» Request:
Turn every line of the items below into a Markdown table with the columns Row and Line, numbering each row and skipping blank lines. Leave the pictures out.

··· Records for the task

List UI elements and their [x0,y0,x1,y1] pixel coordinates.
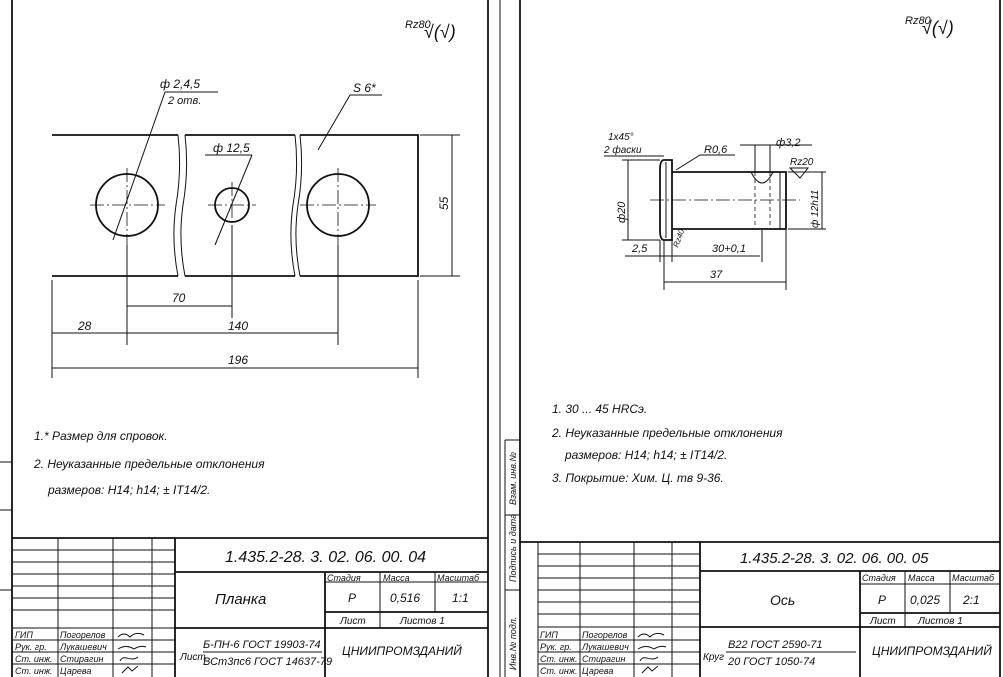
scale-label: Масштаб [952,573,995,583]
role: ГИП [540,630,558,640]
dim-hole-diameter: ф 2,4,5 [160,77,200,91]
mass-label: Масса [383,573,410,583]
sheets-label: Листов 1 [917,616,963,627]
dim-70: 70 [172,291,186,305]
organization: ЦНИИПРОМЗДАНИЙ [872,642,992,658]
note-1: 1. 30 ... 45 HRCэ. [552,402,647,416]
person-name: Стирагин [60,654,103,664]
dim-37: 37 [710,269,723,281]
note-3: 3. Покрытие: Хим. Ц. тв 9-36. [552,471,724,485]
role: ГИП [15,630,33,640]
binding-replace-label: Взам. инв.№ [508,452,518,505]
dim-2-5: 2,5 [631,243,648,255]
dim-rz20: Rz20 [790,157,814,168]
note-2: 2. Неуказанные предельные отклонения [33,457,265,471]
material-top: В22 ГОСТ 2590-71 [728,639,823,651]
signatures [637,632,667,674]
dim-height: 55 [437,196,451,210]
dim-d20: ф20 [616,201,628,223]
material-bottom: 20 ГОСТ 1050-74 [727,656,815,668]
person-name: Царева [60,666,91,676]
role: Ст. инж. [15,666,53,676]
dim-hole-count: 2 отв. [167,95,201,107]
note-2: 2. Неуказанные предельные отклонения [551,426,783,440]
stage-value: Р [878,593,886,607]
part-name: Планка [215,591,266,608]
dim-radius: R0,6 [704,144,728,156]
dim-chamfer: 1x45° [608,132,634,143]
material-top: Б-ПН-6 ГОСТ 19903-74 [203,639,321,651]
sheets-label: Листов 1 [399,616,445,627]
title-block-left: 1.435.2-28. 3. 02. 06. 00. 04 Планка Ста… [12,537,488,677]
sheet-label: Лист [869,616,896,627]
dim-28: 28 [77,319,92,333]
dim-chamfer-count: 2 фаски [603,144,642,156]
person-name: Царева [582,666,613,676]
dim-30: 30+0,1 [712,243,746,255]
dim-140: 140 [228,319,248,333]
person-name: Лукашевич [581,642,629,652]
plate-drawing: ф 2,4,5 2 отв. ф 12,5 S 6* 55 70 140 28 … [51,77,460,378]
scale-value: 2:1 [962,593,980,607]
left-sheet: Rz80 √(√) ф 2,4,5 2 отв. ф 12,5 S 6* 55 … [0,0,489,677]
role: Ст. инж. [540,654,578,664]
mass-value: 0,516 [390,591,420,605]
mass-label: Масса [908,573,935,583]
dim-center-hole: ф 12,5 [213,141,250,155]
roughness-symbol: √(√) [424,22,456,42]
person-name: Стирагин [582,654,625,664]
scale-value: 1:1 [452,591,469,605]
material-prefix: Круг [703,652,724,663]
role: Рук. гр. [540,642,572,652]
person-name: Лукашевич [59,642,107,652]
note-2-cont: размеров: H14; h14; ± IT14/2. [564,448,727,462]
drawing-code: 1.435.2-28. 3. 02. 06. 00. 05 [740,550,929,567]
stage-label: Стадия [862,573,896,583]
note-2-cont: размеров: H14; h14; ± IT14/2. [47,483,210,497]
roughness-symbol: √(√) [922,18,954,38]
role: Ст. инж. [540,666,578,676]
dim-rz40: Rz40 [671,228,686,249]
dim-hole: ф3,2 [776,137,800,149]
dim-thickness: S 6* [353,81,376,95]
signatures [117,632,147,674]
role: Рук. гр. [15,642,47,652]
dim-196: 196 [228,353,248,367]
roughness-label: Rz80 [905,15,932,27]
role: Ст. инж. [15,654,53,664]
scale-label: Масштаб [437,573,480,583]
binding-signature-label: Подпись и дата [508,514,518,582]
axle-drawing: 1x45° 2 фаски R0,6 ф3,2 Rz20 ф20 ф 12h11… [603,132,826,290]
dim-d12: ф 12h11 [809,190,821,228]
stage-value: Р [348,591,356,605]
material-prefix: Лист [179,652,206,663]
title-block-right: 1.435.2-28. 3. 02. 06. 00. 05 Ось Стадия… [520,541,1000,677]
part-name: Ось [770,592,795,608]
binding-inventory-label: Инв.№ подл. [508,617,518,670]
right-sheet: Взам. инв.№ Подпись и дата Инв.№ подл. R… [499,0,1001,677]
person-name: Погорелов [60,630,106,640]
organization: ЦНИИПРОМЗДАНИЙ [342,642,462,658]
roughness-label: Rz80 [405,19,432,31]
note-1: 1.* Размер для спровок. [34,429,168,443]
mass-value: 0,025 [910,593,940,607]
drawing-code: 1.435.2-28. 3. 02. 06. 00. 04 [225,549,426,566]
person-name: Погорелов [582,630,628,640]
stage-label: Стадия [327,573,361,583]
sheet-label: Лист [339,616,366,627]
material-bottom: ВСт3пс6 ГОСТ 14637-79 [203,656,332,668]
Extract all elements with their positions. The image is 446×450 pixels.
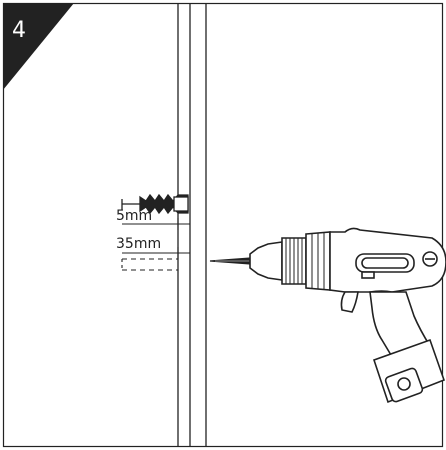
- wall-anchor-icon: [121, 193, 189, 215]
- wall: [177, 3, 207, 447]
- hole-depth-label: 35mm: [116, 236, 161, 252]
- drill-icon: [249, 227, 446, 404]
- anchor-dimension: [122, 218, 190, 230]
- step-number: 4: [12, 18, 26, 43]
- hole-dimension: [121, 247, 190, 271]
- step-badge: [3, 3, 74, 90]
- drill-bit-icon: [209, 257, 251, 265]
- anchor-length-label: 5mm: [116, 208, 152, 224]
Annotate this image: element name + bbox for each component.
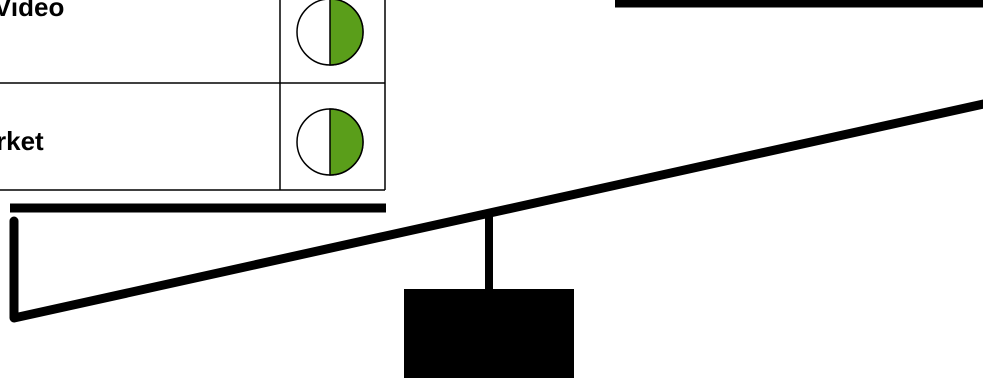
harvey-ball-icon (296, 108, 364, 176)
scale-base (404, 289, 574, 378)
balance-scale (9, 0, 983, 378)
harvey-ball-icon (296, 0, 364, 66)
table-row-label: rket (0, 126, 44, 156)
table-row-label: Video (0, 0, 64, 22)
options-table: Video rket (0, 0, 386, 191)
scale-beam (9, 99, 983, 323)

······

» Answer for the task:
| Row | Line |
|---|---|
| 1 | List UI elements and their [x0,y0,x1,y1] pixel coordinates. |
| 2 | scale-label: Масштаб [952,573,995,583] |
| 3 | role: ГИП [540,630,558,640] |
| 4 | dim-hole-diameter: ф 2,4,5 [160,77,200,91] |
| 5 | mass-label: Масса [383,573,410,583] |
| 6 | sheets-label: Листов 1 [917,616,963,627] |
| 7 | dim-70: 70 [172,291,186,305] |
| 8 | organization: ЦНИИПРОМЗДАНИЙ [872,642,992,658] |
| 9 | note-1: 1. 30 ... 45 HRCэ. [552,402,647,416] |
| 10 | person-name: Стирагин [60,654,103,664] |
| 11 | dim-37: 37 [710,269,723,281] |
| 12 | note-3: 3. Покрытие: Хим. Ц. тв 9-36. [552,471,724,485] |
| 13 | role: ГИП [15,630,33,640] |
| 14 | binding-replace-label: Взам. инв.№ [508,452,518,505] |
| 15 | dim-2-5: 2,5 [631,243,648,255] |
| 16 | dim-rz20: Rz20 [790,157,814,168] |
| 17 | note-2: 2. Неуказанные предельные отклонения [33,457,265,471] |
| 18 | material-top: В22 ГОСТ 2590-71 [728,639,823,651] |
| 19 | signatures [637,632,667,674] |
| 20 | dim-height: 55 [437,196,451,210] |
| 21 | dim-d20: ф20 [616,201,628,223] |
| 22 | material-bottom: 20 ГОСТ 1050-74 [727,656,815,668] |
| 23 | person-name: Царева [60,666,91,676] |
| 24 | role: Ст. инж. [15,666,53,676] |
| 25 | dim-hole-count: 2 отв. [167,95,201,107] |
| 26 | note-2: 2. Неуказанные предельные отклонения [551,426,783,440] |
| 27 | stage-value: Р [878,593,886,607] |
| 28 | part-name: Планка [215,591,266,608] |
| 29 | dim-radius: R0,6 [704,144,728,156] |
| 30 | dim-chamfer: 1x45° [608,132,634,143] |
| 31 | material-top: Б-ПН-6 ГОСТ 19903-74 [203,639,321,651] |
| 32 | sheets-label: Листов 1 [399,616,445,627] |
| 33 | title-block-left: 1.435.2-28. 3. 02. 06. 00. 04 Планка Ста… [12,537,488,677] |
| 34 | sheet-label: Лист [869,616,896,627] |
| 35 | dim-28: 28 [77,319,92,333] |
| 36 | dim-chamfer-count: 2 фаски [603,144,642,156] |
| 37 | person-name: Царева [582,666,613,676] |
| 38 | dim-30: 30+0,1 [712,243,746,255] |
| 39 | dim-140: 140 [228,319,248,333] |
| 40 | person-name: Лукашевич [581,642,629,652] |
| 41 | plate-drawing: ф 2,4,5 2 отв. ф 12,5 S 6* 55 70 140 28 … [51,77,460,378] |
| 42 | scale-value: 2:1 [962,593,980,607] |
| 43 | left-sheet: Rz80 √(√) ф 2,4,5 2 отв. ф 12,5 S 6* 55 … [0,0,489,677] |
| 44 | role: Ст. инж. [540,654,578,664] |
| 45 | mass-value: 0,516 [390,591,420,605] |
| 46 | mass-label: Масса [908,573,935,583] |
| 47 | dim-center-hole: ф 12,5 [213,141,250,155] |
| 48 | roughness-symbol: √(√) [424,22,456,42] |
| 49 | person-name: Стирагин [582,654,625,664] |
| 50 | scale-value: 1:1 [452,591,469,605] |
| 51 | material-prefix: Круг [703,652,724,663] |
| 52 | role: Рук. гр. [540,642,572,652] |
| 53 | person-name: Лукашевич [59,642,107,652] |
| 54 | note-2-cont: размеров: H14; h14; ± IT14/2. [564,448,727,462] |
| 55 | drawing-code: 1.435.2-28. 3. 02. 06. 00. 05 [740,550,929,567] |
| 56 | stage-label: Стадия [862,573,896,583] |
| 57 | note-2-cont: размеров: H14; h14; ± IT14/2. [47,483,210,497] |
| 58 | roughness-symbol: √(√) [922,18,954,38] |
| 59 | role: Ст. инж. [540,666,578,676] |
| 60 | dim-rz40: Rz40 [671,228,686,249] |
| 61 | dim-hole: ф3,2 [776,137,800,149] |
| 62 | dim-thickness: S 6* [353,81,376,95] |
| 63 | signatures [117,632,147,674] |
| 64 | role: Рук. гр. [15,642,47,652] |
| 65 | dim-196: 196 [228,353,248,367] |
| 66 | roughness-label: Rz80 [905,15,932,27] |
| 67 | role: Ст. инж. [15,654,53,664] |
| 68 | scale-label: Масштаб [437,573,480,583] |
| 69 | binding-signature-label: Подпись и дата [508,514,518,582] |
| 70 | axle-drawing: 1x45° 2 фаски R0,6 ф3,2 Rz20 ф20 ф 12h11… [603,132,826,290] |
| 71 | dim-d12: ф 12h11 [809,190,821,228] |
| 72 | stage-value: Р [348,591,356,605] |
| 73 | material-prefix: Лист [179,652,206,663] |
| 74 | title-block-right: 1.435.2-28. 3. 02. 06. 00. 05 Ось Стадия… [520,541,1000,677] |
| 75 | part-name: Ось [770,592,795,608] |
| 76 | binding-inventory-label: Инв.№ подл. [508,617,518,670] |
| 77 | right-sheet: Взам. инв.№ Подпись и дата Инв.№ подл. R… [499,0,1001,677] |
| 78 | person-name: Погорелов [60,630,106,640] |
| 79 | organization: ЦНИИПРОМЗДАНИЙ [342,642,462,658] |
| 80 | roughness-label: Rz80 [405,19,432,31] |
| 81 | note-1: 1.* Размер для спровок. [34,429,168,443] |
| 82 | mass-value: 0,025 [910,593,940,607] |
| 83 | drawing-code: 1.435.2-28. 3. 02. 06. 00. 04 [225,549,426,566] |
| 84 | person-name: Погорелов [582,630,628,640] |
| 85 | stage-label: Стадия [327,573,361,583] |
| 86 | sheet-label: Лист [339,616,366,627] |
| 87 | material-bottom: ВСт3пс6 ГОСТ 14637-79 [203,656,332,668] |
| 88 | Extract all elements with their positions. The image is 446×450 pixels. |
| 89 | - wall-anchor-icon: [121, 193, 189, 215] |
| 90 | - wall: [177, 3, 207, 447] |
| 91 | - hole-depth-label: 35mm: [116, 236, 161, 252] |
| 92 | - drill-icon: [249, 227, 446, 404] |
| 93 | - anchor-dimension: [122, 218, 190, 230] |
| 94 | - step-number: 4: [12, 18, 26, 43] |
| 95 | - hole-dimension: [121, 247, 190, 271] |
| 96 | - step-badge: [3, 3, 74, 90] |
| 97 | - drill-bit-icon: [209, 257, 251, 265] |
| 98 | - anchor-length-label: 5mm: [116, 208, 152, 224] |
| 99 | Annotate this image: element name + bbox for each component. |
| 100 | harvey-ball-icon (296, 108, 364, 176) |
| 101 | scale-base (404, 289, 574, 378) |
| 102 | balance-scale (9, 0, 983, 378) |
| 103 | harvey-ball-icon (296, 0, 364, 66) |
| 104 | table-row-label: rket (0, 126, 44, 156) |
| 105 | table-row-label: Video (0, 0, 64, 22) |
| 106 | options-table: Video rket (0, 0, 386, 191) |
| 107 | scale-beam (9, 99, 983, 323) |